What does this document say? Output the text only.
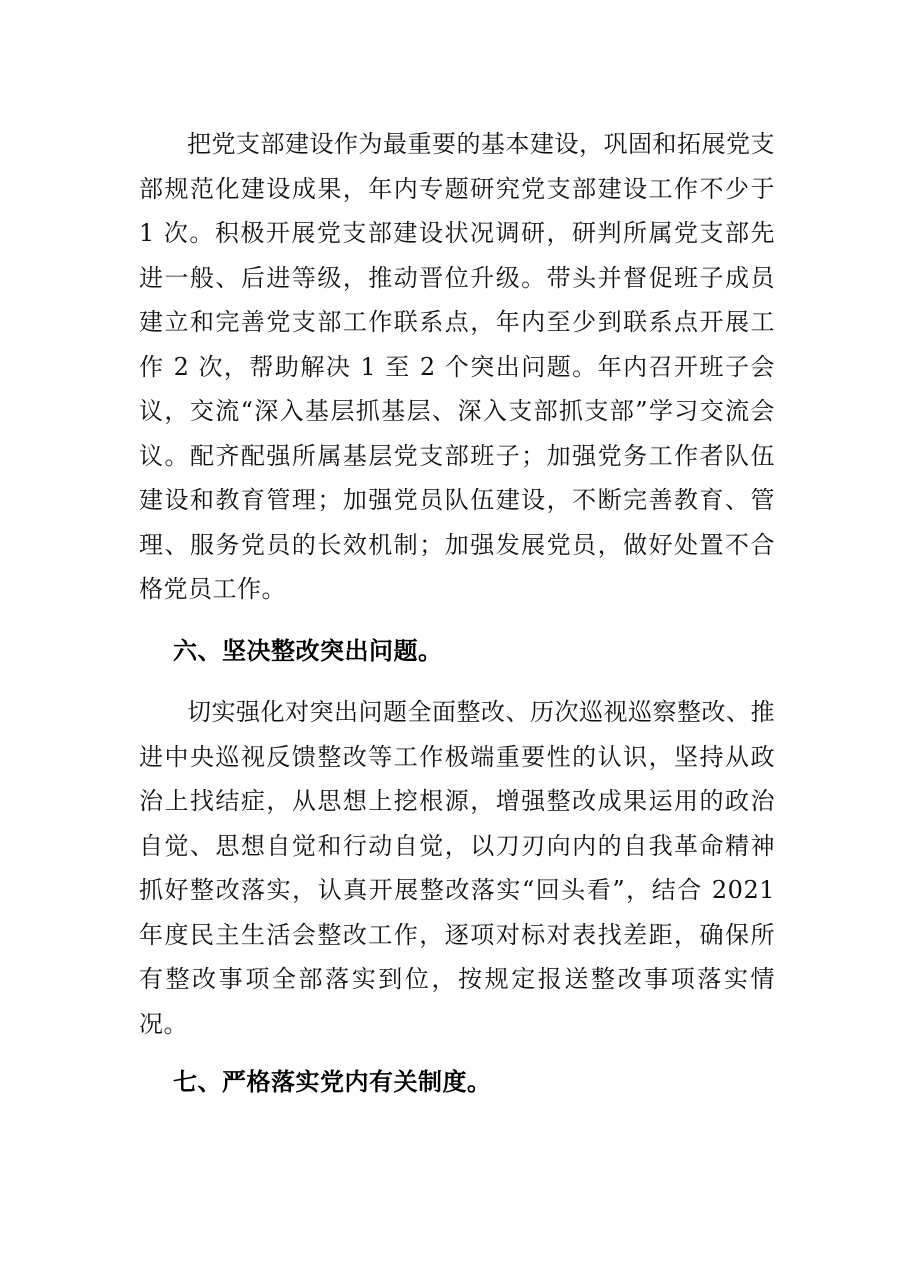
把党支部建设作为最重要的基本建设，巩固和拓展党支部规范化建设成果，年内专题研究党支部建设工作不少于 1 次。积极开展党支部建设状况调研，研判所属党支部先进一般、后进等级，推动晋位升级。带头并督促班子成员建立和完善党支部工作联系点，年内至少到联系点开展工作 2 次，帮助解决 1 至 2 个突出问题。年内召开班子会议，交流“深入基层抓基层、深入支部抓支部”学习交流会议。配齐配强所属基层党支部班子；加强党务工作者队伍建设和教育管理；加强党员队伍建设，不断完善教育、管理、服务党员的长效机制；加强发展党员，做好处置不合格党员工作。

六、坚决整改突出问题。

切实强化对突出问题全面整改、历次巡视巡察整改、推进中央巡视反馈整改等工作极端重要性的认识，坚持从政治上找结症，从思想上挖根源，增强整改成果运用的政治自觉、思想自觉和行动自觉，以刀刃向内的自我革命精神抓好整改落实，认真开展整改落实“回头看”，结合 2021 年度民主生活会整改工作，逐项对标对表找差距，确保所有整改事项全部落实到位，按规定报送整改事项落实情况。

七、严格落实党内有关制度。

*Directive:* Quote the records in their entirety, keeping the wording exact and excluding pictures.

*Answer in full:*
What does this document say? Output the text only.
把党支部建设作为最重要的基本建设，巩固和拓展党支部规范化建设成果，年内专题研究党支部建设工作不少于 1 次。积极开展党支部建设状况调研，研判所属党支部先进一般、后进等级，推动晋位升级。带头并督促班子成员建立和完善党支部工作联系点，年内至少到联系点开展工作 2 次，帮助解决 1 至 2 个突出问题。年内召开班子会议，交流“深入基层抓基层、深入支部抓支部”学习交流会议。配齐配强所属基层党支部班子；加强党务工作者队伍建设和教育管理；加强党员队伍建设，不断完善教育、管理、服务党员的长效机制；加强发展党员，做好处置不合格党员工作。

六、坚决整改突出问题。

切实强化对突出问题全面整改、历次巡视巡察整改、推进中央巡视反馈整改等工作极端重要性的认识，坚持从政治上找结症，从思想上挖根源，增强整改成果运用的政治自觉、思想自觉和行动自觉，以刀刃向内的自我革命精神抓好整改落实，认真开展整改落实“回头看”，结合 2021 年度民主生活会整改工作，逐项对标对表找差距，确保所有整改事项全部落实到位，按规定报送整改事项落实情况。

七、严格落实党内有关制度。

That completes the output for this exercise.